> Description of the task
All records are to be retyped faithfully and completely.

> Entries
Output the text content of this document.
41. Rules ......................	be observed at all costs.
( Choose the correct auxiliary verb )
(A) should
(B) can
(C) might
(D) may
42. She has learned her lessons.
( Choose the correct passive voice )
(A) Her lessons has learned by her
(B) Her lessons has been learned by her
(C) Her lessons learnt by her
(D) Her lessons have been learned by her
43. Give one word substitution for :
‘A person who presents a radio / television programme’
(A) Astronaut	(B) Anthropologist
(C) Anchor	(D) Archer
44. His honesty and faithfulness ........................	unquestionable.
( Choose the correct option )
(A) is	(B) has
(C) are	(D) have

> Task response
Output the text content of this document.
41. Rules ......................	be observed at all costs.
( Choose the correct auxiliary verb )
(A) should
(B) can
(C) might
(D) may
42. She has learned her lessons.
( Choose the correct passive voice )
(A) Her lessons has learned by her
(B) Her lessons has been learned by her
(C) Her lessons learnt by her
(D) Her lessons have been learned by her
43. Give one word substitution for :
‘A person who presents a radio / television programme’
(A) Astronaut	(B) Anthropologist
(C) Anchor	(D) Archer
44. His honesty and faithfulness ........................	unquestionable.
( Choose the correct option )
(A) is	(B) has
(C) are	(D) have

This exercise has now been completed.